▶ **SHORT TASK**: Skip the images. Copy the records exactly as written.

**** SUPPLIED DATA

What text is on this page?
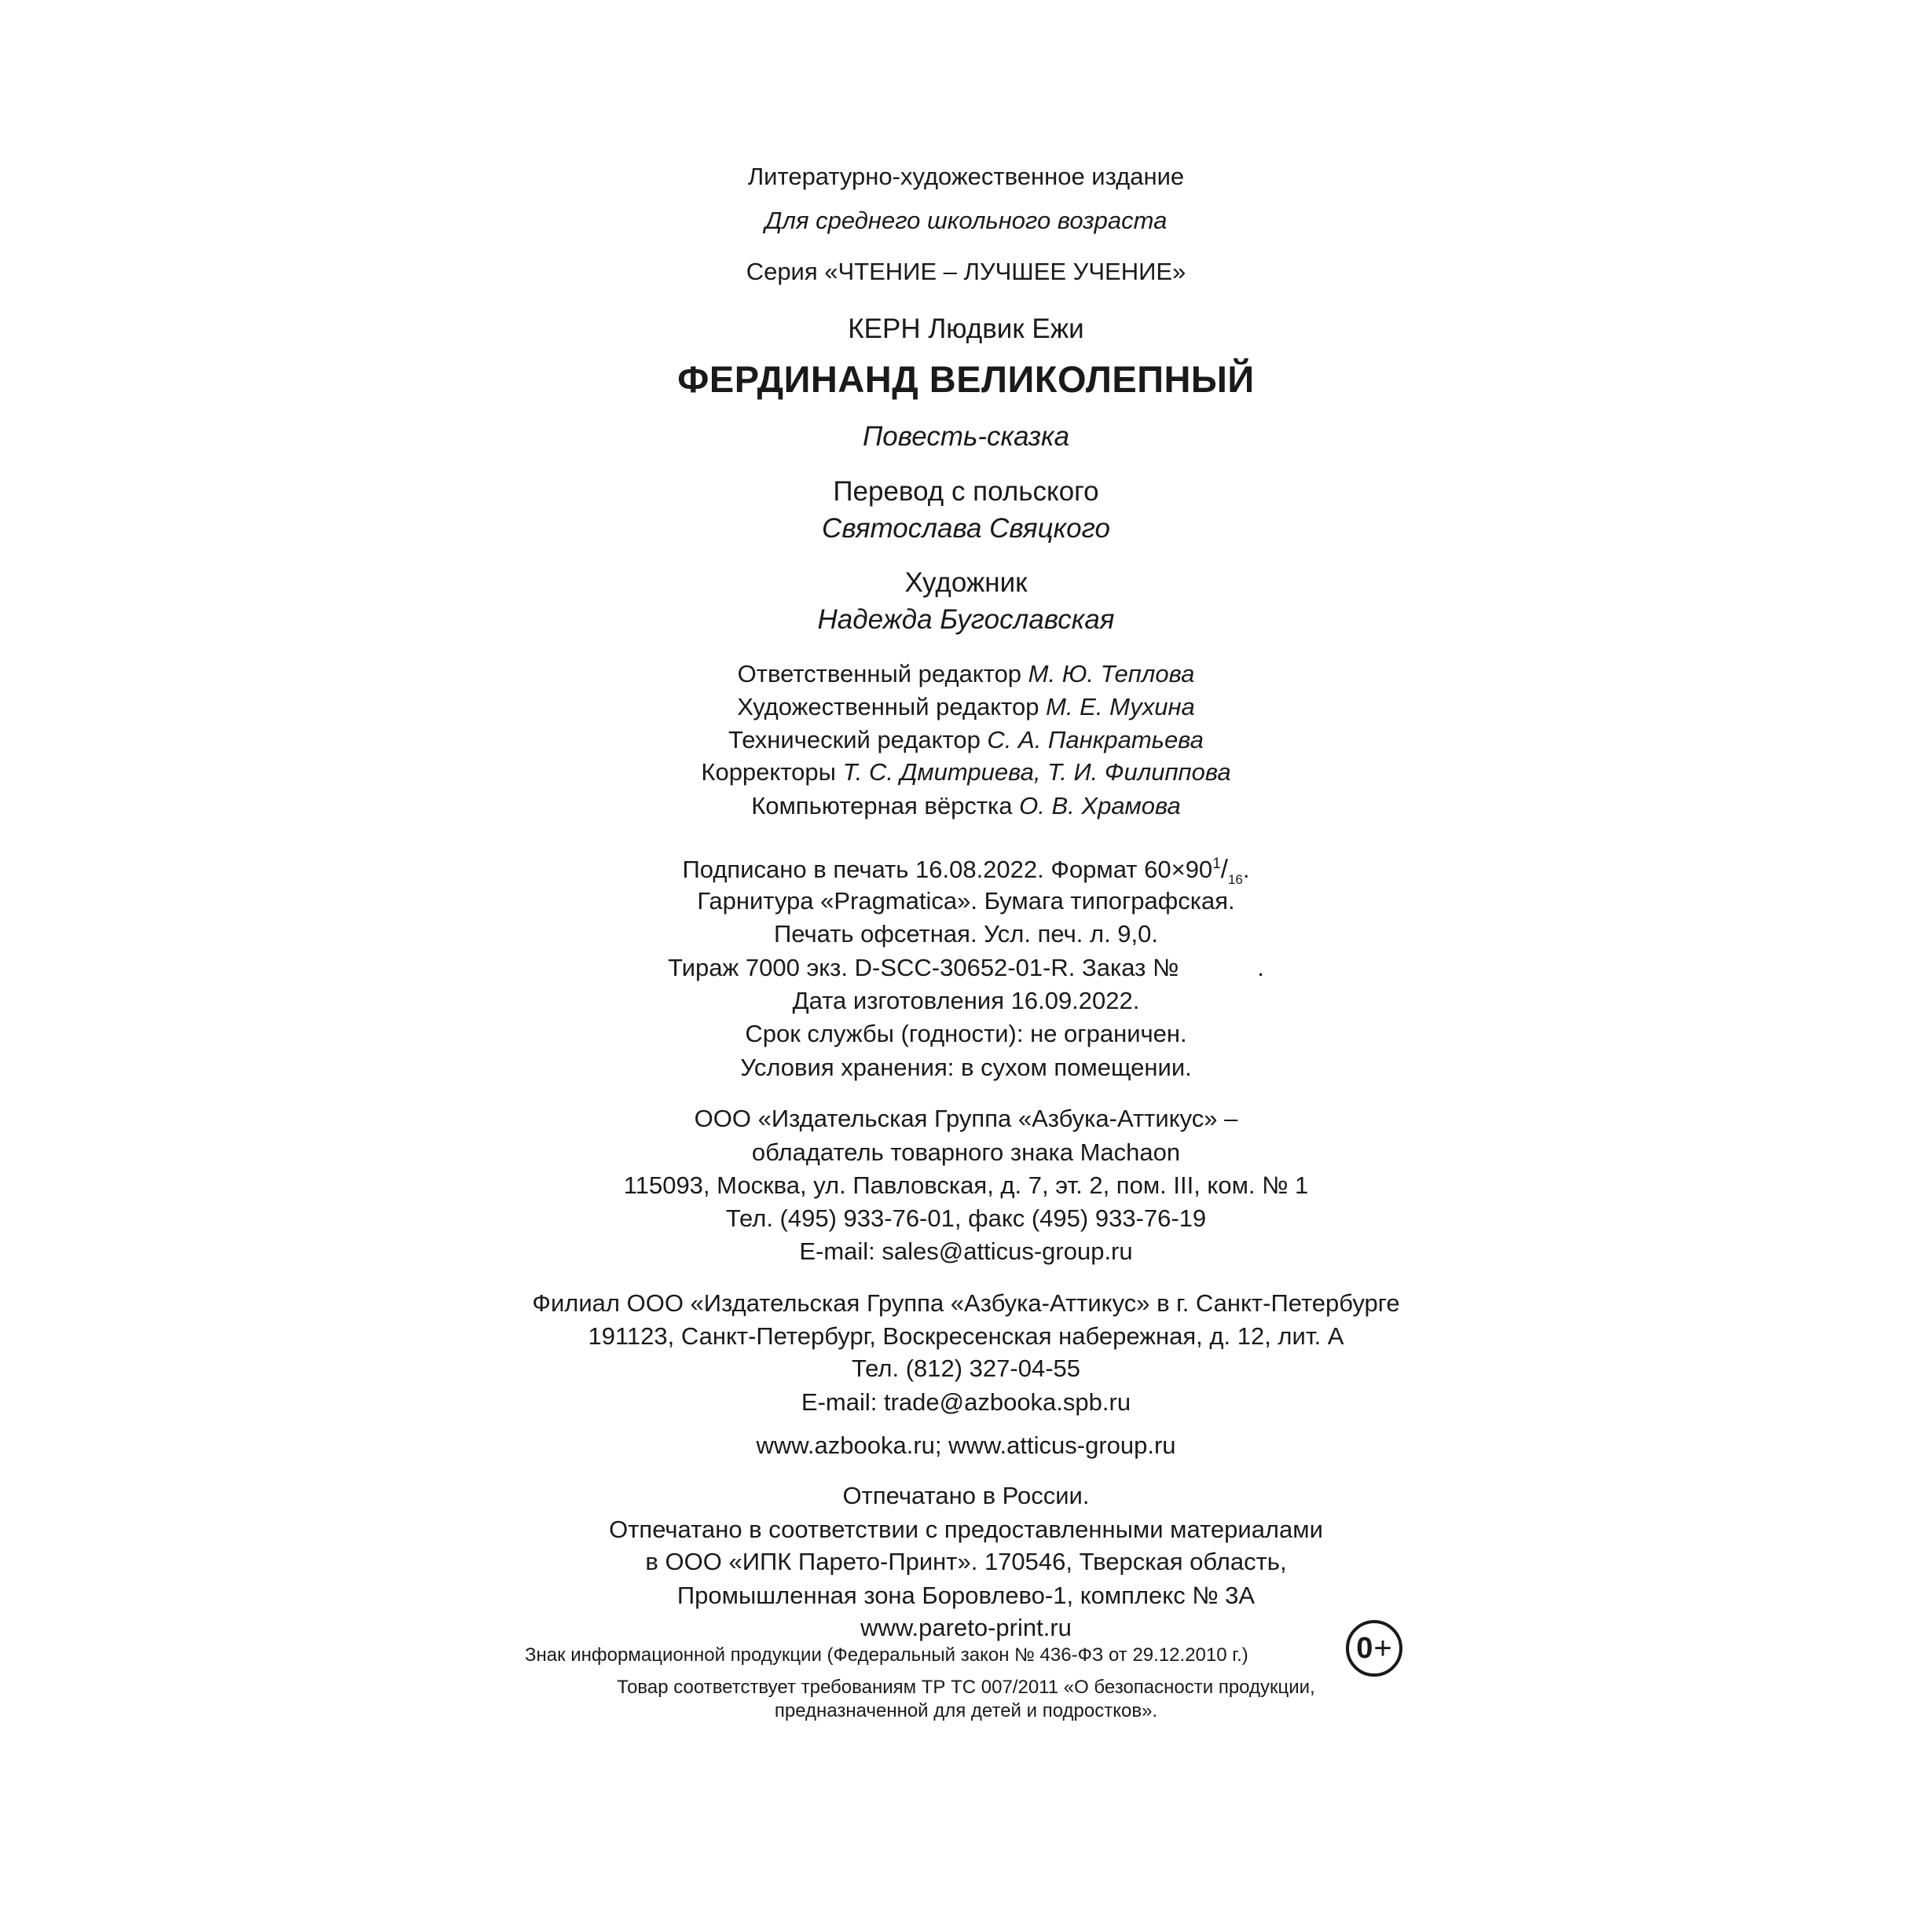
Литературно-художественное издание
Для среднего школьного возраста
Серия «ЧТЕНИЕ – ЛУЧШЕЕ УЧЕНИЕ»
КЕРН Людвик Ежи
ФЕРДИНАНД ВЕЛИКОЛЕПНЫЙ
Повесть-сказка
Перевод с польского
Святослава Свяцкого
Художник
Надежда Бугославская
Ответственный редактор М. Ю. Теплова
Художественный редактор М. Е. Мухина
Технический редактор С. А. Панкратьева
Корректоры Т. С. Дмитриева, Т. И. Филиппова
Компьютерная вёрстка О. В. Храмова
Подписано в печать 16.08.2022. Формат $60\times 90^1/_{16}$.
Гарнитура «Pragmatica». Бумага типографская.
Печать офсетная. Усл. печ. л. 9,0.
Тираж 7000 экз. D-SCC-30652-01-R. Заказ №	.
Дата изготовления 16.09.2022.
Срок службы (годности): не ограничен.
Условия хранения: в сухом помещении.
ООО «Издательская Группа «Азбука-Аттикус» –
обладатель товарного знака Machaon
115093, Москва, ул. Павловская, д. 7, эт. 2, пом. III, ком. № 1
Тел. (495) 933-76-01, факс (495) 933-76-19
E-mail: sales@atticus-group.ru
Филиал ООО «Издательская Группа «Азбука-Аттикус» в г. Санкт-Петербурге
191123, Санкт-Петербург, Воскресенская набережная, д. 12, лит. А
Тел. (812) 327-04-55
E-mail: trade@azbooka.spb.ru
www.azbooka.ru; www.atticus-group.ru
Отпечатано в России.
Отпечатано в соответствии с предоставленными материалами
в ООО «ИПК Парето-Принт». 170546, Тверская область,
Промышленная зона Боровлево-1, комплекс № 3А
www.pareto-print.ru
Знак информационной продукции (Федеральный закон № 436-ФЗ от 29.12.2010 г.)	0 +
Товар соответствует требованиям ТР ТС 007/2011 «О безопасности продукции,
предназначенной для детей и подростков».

********

▶ **EXPECTED ANSWER**:
What text is on this page?
Литературно-художественное издание
Для среднего школьного возраста
Серия «ЧТЕНИЕ – ЛУЧШЕЕ УЧЕНИЕ»
КЕРН Людвик Ежи
ФЕРДИНАНД ВЕЛИКОЛЕПНЫЙ
Повесть-сказка
Перевод с польского
Святослава Свяцкого
Художник
Надежда Бугославская
Ответственный редактор М. Ю. Теплова
Художественный редактор М. Е. Мухина
Технический редактор С. А. Панкратьева
Корректоры Т. С. Дмитриева, Т. И. Филиппова
Компьютерная вёрстка О. В. Храмова
Подписано в печать 16.08.2022. Формат $60\times 90^1/_{16}$.
Гарнитура «Pragmatica». Бумага типографская.
Печать офсетная. Усл. печ. л. 9,0.
Тираж 7000 экз. D-SCC-30652-01-R. Заказ №	.
Дата изготовления 16.09.2022.
Срок службы (годности): не ограничен.
Условия хранения: в сухом помещении.
ООО «Издательская Группа «Азбука-Аттикус» –
обладатель товарного знака Machaon
115093, Москва, ул. Павловская, д. 7, эт. 2, пом. III, ком. № 1
Тел. (495) 933-76-01, факс (495) 933-76-19
E-mail: sales@atticus-group.ru
Филиал ООО «Издательская Группа «Азбука-Аттикус» в г. Санкт-Петербурге
191123, Санкт-Петербург, Воскресенская набережная, д. 12, лит. А
Тел. (812) 327-04-55
E-mail: trade@azbooka.spb.ru
www.azbooka.ru; www.atticus-group.ru
Отпечатано в России.
Отпечатано в соответствии с предоставленными материалами
в ООО «ИПК Парето-Принт». 170546, Тверская область,
Промышленная зона Боровлево-1, комплекс № 3А
www.pareto-print.ru
Знак информационной продукции (Федеральный закон № 436-ФЗ от 29.12.2010 г.)	0 +
Товар соответствует требованиям ТР ТС 007/2011 «О безопасности продукции,
предназначенной для детей и подростков».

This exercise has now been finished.